◆ **Instructions for the task**
Find every line in the records below that holds the word "Difference" and copy it.

┌──

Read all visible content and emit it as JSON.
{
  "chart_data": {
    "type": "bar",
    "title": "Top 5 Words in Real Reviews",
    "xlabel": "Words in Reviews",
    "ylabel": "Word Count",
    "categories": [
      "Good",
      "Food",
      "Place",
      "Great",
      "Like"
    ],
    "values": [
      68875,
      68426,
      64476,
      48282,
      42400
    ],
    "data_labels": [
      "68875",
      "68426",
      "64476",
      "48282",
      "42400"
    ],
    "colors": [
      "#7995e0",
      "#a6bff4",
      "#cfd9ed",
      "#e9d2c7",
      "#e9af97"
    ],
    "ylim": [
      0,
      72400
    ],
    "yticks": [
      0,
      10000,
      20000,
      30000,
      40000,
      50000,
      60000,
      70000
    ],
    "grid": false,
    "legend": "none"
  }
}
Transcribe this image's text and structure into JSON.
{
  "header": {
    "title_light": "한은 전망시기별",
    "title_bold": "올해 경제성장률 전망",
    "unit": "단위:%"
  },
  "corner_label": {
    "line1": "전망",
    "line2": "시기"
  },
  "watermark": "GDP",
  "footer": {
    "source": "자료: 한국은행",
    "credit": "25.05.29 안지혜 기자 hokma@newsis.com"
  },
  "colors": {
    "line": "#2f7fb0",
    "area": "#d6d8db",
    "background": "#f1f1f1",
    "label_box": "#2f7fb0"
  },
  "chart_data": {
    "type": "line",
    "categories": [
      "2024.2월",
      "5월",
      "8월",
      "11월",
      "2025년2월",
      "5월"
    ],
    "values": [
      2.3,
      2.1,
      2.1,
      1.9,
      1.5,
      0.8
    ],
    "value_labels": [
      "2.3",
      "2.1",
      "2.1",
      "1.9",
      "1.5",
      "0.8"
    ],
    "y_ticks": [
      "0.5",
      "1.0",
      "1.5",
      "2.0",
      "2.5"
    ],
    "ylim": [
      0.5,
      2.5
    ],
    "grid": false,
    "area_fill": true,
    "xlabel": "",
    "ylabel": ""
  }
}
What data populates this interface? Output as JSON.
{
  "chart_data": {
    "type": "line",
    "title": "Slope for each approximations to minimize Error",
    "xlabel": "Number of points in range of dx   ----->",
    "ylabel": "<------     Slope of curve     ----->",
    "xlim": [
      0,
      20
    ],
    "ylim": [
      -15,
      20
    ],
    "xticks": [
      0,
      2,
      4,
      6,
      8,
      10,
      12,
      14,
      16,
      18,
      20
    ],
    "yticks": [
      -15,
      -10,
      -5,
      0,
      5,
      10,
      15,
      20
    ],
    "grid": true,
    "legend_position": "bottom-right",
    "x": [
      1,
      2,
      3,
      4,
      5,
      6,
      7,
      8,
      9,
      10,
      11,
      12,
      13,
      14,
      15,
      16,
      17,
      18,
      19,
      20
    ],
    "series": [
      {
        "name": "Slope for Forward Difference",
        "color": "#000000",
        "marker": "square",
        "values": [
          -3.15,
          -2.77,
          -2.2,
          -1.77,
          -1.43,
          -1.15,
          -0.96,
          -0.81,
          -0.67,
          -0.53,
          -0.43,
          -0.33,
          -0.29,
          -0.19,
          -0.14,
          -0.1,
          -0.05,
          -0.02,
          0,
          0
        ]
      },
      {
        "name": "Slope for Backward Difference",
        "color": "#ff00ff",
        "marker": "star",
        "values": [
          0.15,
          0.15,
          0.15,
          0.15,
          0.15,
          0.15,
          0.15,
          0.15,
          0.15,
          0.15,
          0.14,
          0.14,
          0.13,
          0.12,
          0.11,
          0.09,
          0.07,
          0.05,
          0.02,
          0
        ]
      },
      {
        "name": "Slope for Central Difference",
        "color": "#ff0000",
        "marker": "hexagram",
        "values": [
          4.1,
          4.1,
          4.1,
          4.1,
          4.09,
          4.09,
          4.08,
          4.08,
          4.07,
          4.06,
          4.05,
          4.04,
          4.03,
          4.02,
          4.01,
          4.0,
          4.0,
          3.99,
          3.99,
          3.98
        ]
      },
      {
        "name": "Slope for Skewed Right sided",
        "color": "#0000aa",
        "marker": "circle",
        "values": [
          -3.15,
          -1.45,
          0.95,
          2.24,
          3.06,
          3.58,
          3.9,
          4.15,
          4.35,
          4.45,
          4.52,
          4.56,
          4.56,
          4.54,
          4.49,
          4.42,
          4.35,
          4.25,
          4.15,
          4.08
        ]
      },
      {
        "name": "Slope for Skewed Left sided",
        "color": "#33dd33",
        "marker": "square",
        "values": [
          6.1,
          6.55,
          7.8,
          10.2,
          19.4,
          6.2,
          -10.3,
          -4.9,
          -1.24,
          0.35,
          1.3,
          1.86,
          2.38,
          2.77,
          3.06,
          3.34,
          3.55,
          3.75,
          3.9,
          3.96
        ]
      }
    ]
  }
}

└──

◆ **Written response**
        "name": "Slope for Forward Difference",
        "name": "Slope for Backward Difference",
        "name": "Slope for Central Difference",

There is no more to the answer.